## Texte choisi:
Les Grecs anciens ne se vivent pas comme une « société économique », mais comme une polis, une société politique. L’homme libre de l’époque ne se voit pas en homo œconomicus, homo œconomicus, mais en citoyen politique. Par contre, l’individu de nos sociétés capitalistes modernes se voit d’abord en homo œeconomicus – qu’il soit entrepreneur ou vendeur de sa force de travail – avant de se vivre en citoyen, amputé de ce fait.

L’émergence du concept et de la pratique de la démocratie – du principe du pouvoir du peuple – est moderne. Mais cette émergence est complexe et contradictoire, parce qu’elle déploie ses effets inégalement dans chacune des instances – économique, politique et culturelle – propres aux sociétés considérées.

Sur le plan de la culture, la modernité émerge, en Europe, à la Renaissance, par la proclamation que l’homme fait son histoire, sans plus grande précision – quel homme ? Tous, organisés en peuple, ou chacun individuellement, ou quelques-uns (les « grands hommes ») ? Il est bon de rappeler que cette idée, nouvelle en Europe, avait été exprimée en Chine deux mille ans plus tôt, lorsque Confucius avançait que toutes les religions transpirent l’invention humaine ; une idée enfouie par le bouddhisme chinois, reprise à nouveau cinq siècles avant la Renaissance européenne. Mais affirmer que ce ne sont pas les Dieux qui ont créé les hommes et qui font leur histoire constituait une proposition inacceptable pour les pouvoirs religieux établis, en l’occurrence le christianisme en Europe. Cette proposition révolutionnaire est à l’origine de la liberté, au sens plein de ce terme, c’est-à-dire du droit à l’invention de l’avenir. C’est elle qui est à l’origine de la modernité et du capitalisme, potentiellement, de la démocratie et du socialisme. Et non pas le protestantisme, comme Max Weber l’a imaginé. La thèse de Weber, populaire en Europe du Nord parce que flatteuse, ne résiste pas à l’examen : les villes italiennes étaient gouvernées comme le sont des entreprises marchandes, sans pour autant sortir du catholicisme. Et la proposition révolutionnaire considérée ici – bien que marginale dans la pensée de la Renaissance – va beaucoup plus loin que l’adoption du principe de la tolérance, selon lequel toutes les religions doivent être également respectées, lequel principe n’est guère qu’un concept de laïcité tronquée, néanmoins toujours seul en opération aux États-Unis, dans le cadre de l’idéologie des « communautés » qui leur est propre.

## Extrait des données:
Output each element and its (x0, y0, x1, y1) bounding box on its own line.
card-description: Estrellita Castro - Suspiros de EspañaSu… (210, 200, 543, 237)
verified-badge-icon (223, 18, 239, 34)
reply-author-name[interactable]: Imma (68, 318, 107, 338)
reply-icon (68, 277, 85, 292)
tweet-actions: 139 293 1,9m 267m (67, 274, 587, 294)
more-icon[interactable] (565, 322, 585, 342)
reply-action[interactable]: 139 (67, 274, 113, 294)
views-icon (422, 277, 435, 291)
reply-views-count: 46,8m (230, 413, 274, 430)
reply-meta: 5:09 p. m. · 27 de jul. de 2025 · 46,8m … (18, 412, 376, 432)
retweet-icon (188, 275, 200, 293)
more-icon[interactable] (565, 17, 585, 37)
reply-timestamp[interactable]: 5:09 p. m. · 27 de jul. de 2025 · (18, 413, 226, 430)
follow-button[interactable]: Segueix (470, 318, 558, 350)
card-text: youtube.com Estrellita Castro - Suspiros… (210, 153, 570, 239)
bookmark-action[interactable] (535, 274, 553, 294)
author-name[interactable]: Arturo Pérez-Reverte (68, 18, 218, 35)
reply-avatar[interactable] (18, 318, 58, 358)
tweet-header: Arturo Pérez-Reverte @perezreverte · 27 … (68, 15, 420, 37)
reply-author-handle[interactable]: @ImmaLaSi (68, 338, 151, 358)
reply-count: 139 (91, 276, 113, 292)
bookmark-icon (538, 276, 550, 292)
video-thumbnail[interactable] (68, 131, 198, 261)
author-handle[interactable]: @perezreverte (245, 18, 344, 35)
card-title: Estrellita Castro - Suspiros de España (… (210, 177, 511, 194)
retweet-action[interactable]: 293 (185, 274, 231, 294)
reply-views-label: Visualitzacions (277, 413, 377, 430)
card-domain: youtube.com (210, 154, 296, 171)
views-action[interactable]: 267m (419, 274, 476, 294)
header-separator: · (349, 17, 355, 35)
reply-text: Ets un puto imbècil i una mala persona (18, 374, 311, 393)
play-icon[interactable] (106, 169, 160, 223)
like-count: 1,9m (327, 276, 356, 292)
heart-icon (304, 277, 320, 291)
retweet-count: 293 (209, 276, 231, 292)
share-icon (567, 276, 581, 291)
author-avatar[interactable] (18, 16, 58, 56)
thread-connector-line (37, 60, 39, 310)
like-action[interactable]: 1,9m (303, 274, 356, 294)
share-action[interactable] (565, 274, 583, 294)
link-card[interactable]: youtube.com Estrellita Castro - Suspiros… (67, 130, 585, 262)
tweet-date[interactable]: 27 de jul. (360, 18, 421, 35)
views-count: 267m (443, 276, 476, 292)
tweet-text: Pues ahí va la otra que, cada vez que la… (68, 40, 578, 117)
--
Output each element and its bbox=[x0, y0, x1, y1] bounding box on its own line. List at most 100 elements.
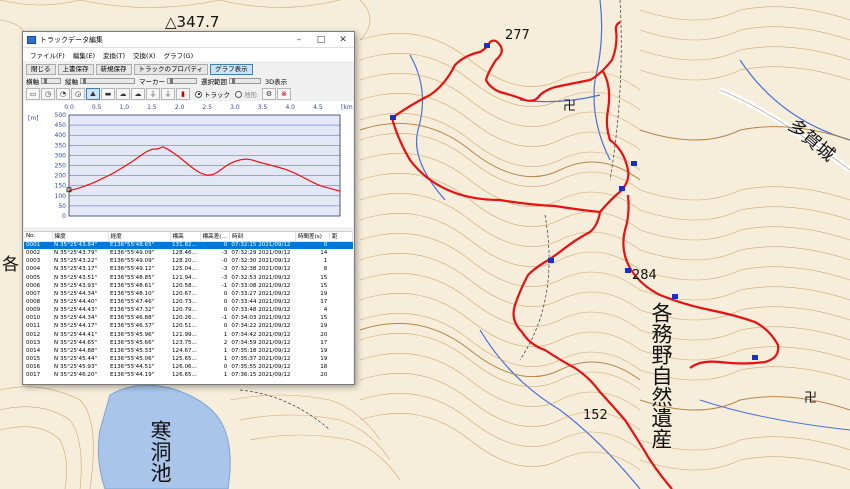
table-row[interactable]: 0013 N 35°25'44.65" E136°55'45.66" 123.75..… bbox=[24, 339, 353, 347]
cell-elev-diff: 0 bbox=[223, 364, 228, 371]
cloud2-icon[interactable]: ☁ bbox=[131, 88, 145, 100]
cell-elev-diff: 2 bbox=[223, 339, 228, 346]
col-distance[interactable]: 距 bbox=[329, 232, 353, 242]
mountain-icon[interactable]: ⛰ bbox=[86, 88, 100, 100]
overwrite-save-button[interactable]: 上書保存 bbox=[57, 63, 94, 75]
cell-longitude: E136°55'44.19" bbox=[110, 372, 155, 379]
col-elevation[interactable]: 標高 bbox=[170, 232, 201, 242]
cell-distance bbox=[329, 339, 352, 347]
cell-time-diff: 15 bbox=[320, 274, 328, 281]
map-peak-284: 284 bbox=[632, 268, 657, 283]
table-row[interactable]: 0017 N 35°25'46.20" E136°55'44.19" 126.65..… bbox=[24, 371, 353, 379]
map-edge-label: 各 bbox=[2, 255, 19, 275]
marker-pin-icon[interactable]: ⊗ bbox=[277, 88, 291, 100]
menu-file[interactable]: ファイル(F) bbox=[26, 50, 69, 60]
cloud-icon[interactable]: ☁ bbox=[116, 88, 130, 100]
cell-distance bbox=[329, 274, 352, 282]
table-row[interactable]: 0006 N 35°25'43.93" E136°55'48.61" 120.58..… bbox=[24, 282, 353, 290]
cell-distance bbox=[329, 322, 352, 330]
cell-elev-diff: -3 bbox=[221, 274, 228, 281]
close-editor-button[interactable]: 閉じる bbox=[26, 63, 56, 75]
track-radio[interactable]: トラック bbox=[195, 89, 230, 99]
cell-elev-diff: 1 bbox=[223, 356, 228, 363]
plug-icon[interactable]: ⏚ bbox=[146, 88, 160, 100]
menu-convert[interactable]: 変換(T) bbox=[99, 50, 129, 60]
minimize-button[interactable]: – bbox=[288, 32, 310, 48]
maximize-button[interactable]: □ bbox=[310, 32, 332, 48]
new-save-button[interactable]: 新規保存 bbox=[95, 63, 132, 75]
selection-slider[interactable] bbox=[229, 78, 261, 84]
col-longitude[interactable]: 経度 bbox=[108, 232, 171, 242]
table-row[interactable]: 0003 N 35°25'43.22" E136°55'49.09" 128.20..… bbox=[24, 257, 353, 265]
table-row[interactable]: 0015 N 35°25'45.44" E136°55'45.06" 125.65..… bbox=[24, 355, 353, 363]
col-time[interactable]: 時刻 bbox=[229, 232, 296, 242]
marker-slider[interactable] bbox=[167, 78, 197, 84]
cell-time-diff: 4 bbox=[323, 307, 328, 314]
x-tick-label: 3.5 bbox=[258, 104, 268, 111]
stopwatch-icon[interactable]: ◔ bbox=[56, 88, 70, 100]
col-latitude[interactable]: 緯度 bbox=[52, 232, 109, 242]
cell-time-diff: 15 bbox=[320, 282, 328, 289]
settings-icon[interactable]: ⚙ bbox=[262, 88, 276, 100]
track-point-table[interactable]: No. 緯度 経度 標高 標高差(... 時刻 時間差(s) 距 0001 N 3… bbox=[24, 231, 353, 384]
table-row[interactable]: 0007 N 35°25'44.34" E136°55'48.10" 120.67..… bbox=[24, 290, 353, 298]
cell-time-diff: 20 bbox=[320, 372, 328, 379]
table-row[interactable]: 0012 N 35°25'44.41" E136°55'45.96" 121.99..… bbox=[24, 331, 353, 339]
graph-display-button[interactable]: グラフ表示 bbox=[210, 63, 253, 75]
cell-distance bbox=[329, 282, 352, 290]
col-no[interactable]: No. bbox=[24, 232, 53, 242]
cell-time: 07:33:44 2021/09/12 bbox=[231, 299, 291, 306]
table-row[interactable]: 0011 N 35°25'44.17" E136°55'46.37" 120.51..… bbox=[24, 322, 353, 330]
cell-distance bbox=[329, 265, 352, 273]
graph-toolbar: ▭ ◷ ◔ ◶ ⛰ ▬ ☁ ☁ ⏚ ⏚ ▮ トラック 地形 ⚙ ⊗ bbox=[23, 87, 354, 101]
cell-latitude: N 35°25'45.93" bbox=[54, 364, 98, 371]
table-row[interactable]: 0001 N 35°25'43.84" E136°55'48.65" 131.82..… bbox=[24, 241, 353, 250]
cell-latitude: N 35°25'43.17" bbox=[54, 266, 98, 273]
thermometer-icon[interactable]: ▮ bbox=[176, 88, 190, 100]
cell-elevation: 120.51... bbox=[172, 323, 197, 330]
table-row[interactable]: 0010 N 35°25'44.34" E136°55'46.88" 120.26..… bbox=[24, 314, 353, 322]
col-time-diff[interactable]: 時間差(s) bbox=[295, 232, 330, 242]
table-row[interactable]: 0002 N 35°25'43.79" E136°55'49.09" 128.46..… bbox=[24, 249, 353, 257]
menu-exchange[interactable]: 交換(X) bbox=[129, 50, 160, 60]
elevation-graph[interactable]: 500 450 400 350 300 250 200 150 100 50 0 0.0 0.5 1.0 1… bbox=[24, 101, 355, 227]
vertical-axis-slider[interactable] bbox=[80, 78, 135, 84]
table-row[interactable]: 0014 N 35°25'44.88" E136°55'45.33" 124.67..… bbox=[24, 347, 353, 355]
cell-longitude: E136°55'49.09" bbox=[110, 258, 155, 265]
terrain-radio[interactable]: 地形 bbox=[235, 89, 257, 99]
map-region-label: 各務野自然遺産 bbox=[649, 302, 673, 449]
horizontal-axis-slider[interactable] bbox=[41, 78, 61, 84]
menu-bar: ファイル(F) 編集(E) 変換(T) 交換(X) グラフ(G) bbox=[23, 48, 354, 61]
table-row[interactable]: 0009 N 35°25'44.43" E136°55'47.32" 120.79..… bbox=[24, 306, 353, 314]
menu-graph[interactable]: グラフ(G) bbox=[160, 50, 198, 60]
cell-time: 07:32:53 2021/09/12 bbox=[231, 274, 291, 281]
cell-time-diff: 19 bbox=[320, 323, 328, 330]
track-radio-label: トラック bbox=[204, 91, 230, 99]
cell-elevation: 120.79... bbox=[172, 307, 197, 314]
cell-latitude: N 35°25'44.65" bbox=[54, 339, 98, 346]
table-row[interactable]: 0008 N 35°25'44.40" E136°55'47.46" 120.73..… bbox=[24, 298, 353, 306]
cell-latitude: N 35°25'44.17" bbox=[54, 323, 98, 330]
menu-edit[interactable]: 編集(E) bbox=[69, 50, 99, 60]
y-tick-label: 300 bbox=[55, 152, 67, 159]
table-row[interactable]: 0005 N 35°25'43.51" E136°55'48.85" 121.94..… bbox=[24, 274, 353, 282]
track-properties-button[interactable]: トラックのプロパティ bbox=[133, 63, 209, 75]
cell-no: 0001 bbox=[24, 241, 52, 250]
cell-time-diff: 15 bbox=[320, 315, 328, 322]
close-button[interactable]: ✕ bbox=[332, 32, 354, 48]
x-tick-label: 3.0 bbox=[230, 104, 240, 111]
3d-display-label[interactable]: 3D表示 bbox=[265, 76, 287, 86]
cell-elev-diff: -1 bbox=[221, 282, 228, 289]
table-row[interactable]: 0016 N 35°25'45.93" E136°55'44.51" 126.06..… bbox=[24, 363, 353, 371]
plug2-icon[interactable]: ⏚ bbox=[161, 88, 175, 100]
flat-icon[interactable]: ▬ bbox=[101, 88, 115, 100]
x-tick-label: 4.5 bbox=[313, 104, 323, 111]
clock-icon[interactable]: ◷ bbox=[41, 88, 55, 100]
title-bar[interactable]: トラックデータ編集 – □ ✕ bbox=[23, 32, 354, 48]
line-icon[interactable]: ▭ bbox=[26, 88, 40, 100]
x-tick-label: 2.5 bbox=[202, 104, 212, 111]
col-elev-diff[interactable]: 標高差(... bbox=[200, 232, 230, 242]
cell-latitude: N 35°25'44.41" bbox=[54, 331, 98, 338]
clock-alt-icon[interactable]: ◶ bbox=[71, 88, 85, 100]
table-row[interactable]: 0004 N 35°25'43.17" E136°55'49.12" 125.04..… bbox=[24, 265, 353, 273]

## Travail demandé:
Extrayez du texte choisi, sans rien y changer, le passage qui va de « Les Grecs anciens » à « de ce fait. ».

## Voici le résultat:
Les Grecs anciens ne se vivent pas comme une « société économique », mais comme une polis, une société politique. L’homme libre de l’époque ne se voit pas en homo œconomicus, homo œconomicus, mais en citoyen politique. Par contre, l’individu de nos sociétés capitalistes modernes se voit d’abord en homo œeconomicus – qu’il soit entrepreneur ou vendeur de sa force de travail – avant de se vivre en citoyen, amputé de ce fait.